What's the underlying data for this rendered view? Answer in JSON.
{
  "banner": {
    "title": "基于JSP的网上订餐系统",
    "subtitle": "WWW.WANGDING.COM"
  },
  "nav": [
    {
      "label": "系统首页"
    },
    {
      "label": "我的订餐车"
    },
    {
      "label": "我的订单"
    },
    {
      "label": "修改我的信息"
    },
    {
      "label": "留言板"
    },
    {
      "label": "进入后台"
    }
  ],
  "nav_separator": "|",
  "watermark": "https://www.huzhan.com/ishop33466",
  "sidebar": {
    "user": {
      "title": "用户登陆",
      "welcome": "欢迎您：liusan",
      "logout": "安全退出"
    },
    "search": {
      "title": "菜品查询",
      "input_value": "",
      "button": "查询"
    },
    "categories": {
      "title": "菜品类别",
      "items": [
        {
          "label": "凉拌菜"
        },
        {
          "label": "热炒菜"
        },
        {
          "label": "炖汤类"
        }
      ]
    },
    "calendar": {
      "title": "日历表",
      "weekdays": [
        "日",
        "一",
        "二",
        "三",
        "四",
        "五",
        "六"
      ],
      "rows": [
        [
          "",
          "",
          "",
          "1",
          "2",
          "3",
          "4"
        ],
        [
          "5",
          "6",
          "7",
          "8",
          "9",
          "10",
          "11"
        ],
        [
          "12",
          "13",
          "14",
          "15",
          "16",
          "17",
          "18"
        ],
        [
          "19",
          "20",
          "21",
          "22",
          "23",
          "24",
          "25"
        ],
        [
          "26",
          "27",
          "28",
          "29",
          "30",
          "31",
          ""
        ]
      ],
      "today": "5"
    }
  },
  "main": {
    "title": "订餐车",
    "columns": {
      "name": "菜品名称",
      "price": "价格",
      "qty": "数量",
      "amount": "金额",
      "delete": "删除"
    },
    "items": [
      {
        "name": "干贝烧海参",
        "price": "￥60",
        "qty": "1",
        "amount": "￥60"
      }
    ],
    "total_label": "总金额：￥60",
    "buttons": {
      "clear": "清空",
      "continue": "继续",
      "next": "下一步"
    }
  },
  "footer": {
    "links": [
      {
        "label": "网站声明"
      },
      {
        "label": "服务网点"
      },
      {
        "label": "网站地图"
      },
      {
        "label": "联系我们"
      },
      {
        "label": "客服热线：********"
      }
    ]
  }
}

━━━━━━━━

- Task to carry out: Repeat the data exactly. Leave nothing out.

- Solution to this task:
What's the underlying data for this rendered view? Answer in JSON.
{
  "banner": {
    "title": "基于JSP的网上订餐系统",
    "subtitle": "WWW.WANGDING.COM"
  },
  "nav": [
    {
      "label": "系统首页"
    },
    {
      "label": "我的订餐车"
    },
    {
      "label": "我的订单"
    },
    {
      "label": "修改我的信息"
    },
    {
      "label": "留言板"
    },
    {
      "label": "进入后台"
    }
  ],
  "nav_separator": "|",
  "watermark": "https://www.huzhan.com/ishop33466",
  "sidebar": {
    "user": {
      "title": "用户登陆",
      "welcome": "欢迎您：liusan",
      "logout": "安全退出"
    },
    "search": {
      "title": "菜品查询",
      "input_value": "",
      "button": "查询"
    },
    "categories": {
      "title": "菜品类别",
      "items": [
        {
          "label": "凉拌菜"
        },
        {
          "label": "热炒菜"
        },
        {
          "label": "炖汤类"
        }
      ]
    },
    "calendar": {
      "title": "日历表",
      "weekdays": [
        "日",
        "一",
        "二",
        "三",
        "四",
        "五",
        "六"
      ],
      "rows": [
        [
          "",
          "",
          "",
          "1",
          "2",
          "3",
          "4"
        ],
        [
          "5",
          "6",
          "7",
          "8",
          "9",
          "10",
          "11"
        ],
        [
          "12",
          "13",
          "14",
          "15",
          "16",
          "17",
          "18"
        ],
        [
          "19",
          "20",
          "21",
          "22",
          "23",
          "24",
          "25"
        ],
        [
          "26",
          "27",
          "28",
          "29",
          "30",
          "31",
          ""
        ]
      ],
      "today": "5"
    }
  },
  "main": {
    "title": "订餐车",
    "columns": {
      "name": "菜品名称",
      "price": "价格",
      "qty": "数量",
      "amount": "金额",
      "delete": "删除"
    },
    "items": [
      {
        "name": "干贝烧海参",
        "price": "￥60",
        "qty": "1",
        "amount": "￥60"
      }
    ],
    "total_label": "总金额：￥60",
    "buttons": {
      "clear": "清空",
      "continue": "继续",
      "next": "下一步"
    }
  },
  "footer": {
    "links": [
      {
        "label": "网站声明"
      },
      {
        "label": "服务网点"
      },
      {
        "label": "网站地图"
      },
      {
        "label": "联系我们"
      },
      {
        "label": "客服热线：********"
      }
    ]
  }
}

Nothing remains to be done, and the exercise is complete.